Only a number is wanted: how many lines in these records contain the word "caption"?

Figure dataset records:
────────────────────
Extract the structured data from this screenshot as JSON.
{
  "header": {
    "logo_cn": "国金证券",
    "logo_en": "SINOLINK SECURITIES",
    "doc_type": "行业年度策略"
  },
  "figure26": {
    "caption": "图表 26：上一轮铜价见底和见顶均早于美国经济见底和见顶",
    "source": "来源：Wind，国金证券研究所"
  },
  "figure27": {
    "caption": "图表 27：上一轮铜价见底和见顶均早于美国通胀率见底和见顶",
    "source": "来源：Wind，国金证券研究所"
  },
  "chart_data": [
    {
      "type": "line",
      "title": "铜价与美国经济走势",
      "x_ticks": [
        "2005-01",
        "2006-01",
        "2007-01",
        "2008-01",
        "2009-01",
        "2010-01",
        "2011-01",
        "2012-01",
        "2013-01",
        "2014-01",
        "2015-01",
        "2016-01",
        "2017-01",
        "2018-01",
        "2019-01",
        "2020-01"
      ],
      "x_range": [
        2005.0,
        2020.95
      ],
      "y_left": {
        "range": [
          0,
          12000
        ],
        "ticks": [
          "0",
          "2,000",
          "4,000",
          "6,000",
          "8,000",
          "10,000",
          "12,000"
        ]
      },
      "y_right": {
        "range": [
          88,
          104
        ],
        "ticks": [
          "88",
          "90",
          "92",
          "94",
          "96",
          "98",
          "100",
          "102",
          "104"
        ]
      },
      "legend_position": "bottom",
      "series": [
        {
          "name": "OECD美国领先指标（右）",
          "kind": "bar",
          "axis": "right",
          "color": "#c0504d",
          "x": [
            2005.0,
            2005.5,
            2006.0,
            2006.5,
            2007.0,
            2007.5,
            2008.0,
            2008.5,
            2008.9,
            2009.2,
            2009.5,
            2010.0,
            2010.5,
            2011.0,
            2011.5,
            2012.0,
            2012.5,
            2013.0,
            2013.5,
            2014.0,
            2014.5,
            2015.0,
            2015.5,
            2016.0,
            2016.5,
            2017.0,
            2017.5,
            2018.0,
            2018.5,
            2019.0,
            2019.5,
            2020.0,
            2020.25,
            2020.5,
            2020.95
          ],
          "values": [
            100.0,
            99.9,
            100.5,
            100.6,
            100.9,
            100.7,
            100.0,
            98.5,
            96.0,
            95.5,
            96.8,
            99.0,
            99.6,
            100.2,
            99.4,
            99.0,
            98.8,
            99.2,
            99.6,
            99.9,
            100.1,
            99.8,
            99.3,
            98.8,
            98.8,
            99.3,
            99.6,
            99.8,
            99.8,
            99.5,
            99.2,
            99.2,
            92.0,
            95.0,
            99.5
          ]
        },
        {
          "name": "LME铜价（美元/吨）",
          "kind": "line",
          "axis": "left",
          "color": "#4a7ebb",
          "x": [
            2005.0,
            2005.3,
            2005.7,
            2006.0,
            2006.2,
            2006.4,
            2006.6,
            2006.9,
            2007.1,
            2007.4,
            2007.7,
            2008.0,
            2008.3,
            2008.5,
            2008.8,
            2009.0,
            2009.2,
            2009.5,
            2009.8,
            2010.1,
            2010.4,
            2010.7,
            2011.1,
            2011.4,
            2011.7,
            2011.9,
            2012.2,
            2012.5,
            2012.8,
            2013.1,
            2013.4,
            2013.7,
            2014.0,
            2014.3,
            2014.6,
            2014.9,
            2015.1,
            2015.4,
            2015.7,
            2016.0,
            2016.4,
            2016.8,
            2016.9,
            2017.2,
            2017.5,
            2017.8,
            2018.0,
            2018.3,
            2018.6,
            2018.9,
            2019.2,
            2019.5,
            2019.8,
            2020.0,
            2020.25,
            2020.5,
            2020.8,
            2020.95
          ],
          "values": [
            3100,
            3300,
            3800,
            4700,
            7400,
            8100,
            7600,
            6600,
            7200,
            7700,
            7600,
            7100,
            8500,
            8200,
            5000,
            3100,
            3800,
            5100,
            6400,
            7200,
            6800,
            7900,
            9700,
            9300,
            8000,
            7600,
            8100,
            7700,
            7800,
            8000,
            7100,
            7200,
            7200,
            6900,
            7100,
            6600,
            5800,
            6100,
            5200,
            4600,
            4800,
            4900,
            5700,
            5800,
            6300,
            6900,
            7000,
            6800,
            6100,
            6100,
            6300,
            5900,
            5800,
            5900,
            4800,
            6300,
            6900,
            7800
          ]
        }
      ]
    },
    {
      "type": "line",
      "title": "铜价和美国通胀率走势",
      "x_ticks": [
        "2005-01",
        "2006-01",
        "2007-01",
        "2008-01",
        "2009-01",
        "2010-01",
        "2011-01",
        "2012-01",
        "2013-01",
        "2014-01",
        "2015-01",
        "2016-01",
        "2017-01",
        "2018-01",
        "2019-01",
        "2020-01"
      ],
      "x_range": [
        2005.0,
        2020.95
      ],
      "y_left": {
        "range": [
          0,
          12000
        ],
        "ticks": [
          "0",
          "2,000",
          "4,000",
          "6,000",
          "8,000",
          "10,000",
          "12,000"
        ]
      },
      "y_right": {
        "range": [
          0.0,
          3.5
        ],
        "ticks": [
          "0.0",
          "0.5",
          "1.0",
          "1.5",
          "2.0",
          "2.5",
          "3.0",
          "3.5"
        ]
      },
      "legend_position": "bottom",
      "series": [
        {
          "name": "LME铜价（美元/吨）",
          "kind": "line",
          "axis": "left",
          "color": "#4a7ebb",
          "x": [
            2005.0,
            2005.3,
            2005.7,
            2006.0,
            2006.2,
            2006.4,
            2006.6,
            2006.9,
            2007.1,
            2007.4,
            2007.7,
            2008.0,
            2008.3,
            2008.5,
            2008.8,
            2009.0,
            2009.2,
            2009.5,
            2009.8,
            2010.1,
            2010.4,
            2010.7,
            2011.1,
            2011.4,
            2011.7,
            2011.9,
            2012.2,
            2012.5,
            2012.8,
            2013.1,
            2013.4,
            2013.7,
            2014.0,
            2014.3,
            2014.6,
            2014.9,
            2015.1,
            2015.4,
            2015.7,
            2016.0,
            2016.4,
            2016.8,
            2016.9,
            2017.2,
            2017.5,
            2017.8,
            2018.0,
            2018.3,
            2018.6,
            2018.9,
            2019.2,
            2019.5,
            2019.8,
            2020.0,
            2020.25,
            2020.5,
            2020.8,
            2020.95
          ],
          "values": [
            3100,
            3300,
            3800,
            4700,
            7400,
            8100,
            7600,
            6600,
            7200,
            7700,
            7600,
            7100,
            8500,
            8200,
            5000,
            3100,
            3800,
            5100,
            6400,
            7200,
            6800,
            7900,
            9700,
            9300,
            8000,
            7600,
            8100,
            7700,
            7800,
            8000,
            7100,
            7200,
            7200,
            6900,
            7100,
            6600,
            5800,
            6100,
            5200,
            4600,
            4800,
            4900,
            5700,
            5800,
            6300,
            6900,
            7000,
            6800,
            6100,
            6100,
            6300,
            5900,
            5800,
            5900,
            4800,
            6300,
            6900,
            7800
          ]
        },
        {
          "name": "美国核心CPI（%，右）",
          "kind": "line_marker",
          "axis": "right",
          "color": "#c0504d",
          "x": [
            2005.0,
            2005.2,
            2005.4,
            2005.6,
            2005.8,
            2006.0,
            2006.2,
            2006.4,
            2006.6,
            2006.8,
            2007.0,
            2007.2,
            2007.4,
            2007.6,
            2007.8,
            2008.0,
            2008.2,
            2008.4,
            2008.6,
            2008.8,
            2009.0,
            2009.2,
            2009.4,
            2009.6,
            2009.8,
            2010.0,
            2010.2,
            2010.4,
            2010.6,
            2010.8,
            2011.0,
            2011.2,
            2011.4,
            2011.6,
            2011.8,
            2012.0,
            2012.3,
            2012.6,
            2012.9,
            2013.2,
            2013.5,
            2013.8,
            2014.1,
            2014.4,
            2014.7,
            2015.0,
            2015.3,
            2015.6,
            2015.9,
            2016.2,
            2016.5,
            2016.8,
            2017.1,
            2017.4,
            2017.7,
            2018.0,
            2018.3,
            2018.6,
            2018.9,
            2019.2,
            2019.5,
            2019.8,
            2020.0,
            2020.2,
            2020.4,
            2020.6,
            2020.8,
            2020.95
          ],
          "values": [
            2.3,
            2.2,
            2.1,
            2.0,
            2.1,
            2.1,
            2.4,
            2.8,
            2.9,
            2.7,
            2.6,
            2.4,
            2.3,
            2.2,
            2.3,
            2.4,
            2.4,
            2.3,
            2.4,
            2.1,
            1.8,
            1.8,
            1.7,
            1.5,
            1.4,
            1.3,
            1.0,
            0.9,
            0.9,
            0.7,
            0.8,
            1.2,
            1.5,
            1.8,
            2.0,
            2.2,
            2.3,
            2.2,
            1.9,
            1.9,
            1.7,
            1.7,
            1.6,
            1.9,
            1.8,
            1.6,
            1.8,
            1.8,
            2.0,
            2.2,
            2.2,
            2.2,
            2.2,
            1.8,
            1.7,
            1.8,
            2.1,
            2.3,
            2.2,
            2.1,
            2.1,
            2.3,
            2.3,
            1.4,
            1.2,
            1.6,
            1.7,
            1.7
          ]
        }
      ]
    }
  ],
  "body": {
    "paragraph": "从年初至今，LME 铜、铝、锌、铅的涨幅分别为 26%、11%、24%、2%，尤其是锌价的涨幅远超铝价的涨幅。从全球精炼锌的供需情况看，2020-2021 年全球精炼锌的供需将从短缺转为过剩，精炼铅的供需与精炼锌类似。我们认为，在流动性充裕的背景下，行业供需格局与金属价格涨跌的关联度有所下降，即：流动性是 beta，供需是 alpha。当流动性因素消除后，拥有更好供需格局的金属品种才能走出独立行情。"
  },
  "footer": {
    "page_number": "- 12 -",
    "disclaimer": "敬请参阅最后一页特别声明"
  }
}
────────────────────
§ Solution below
2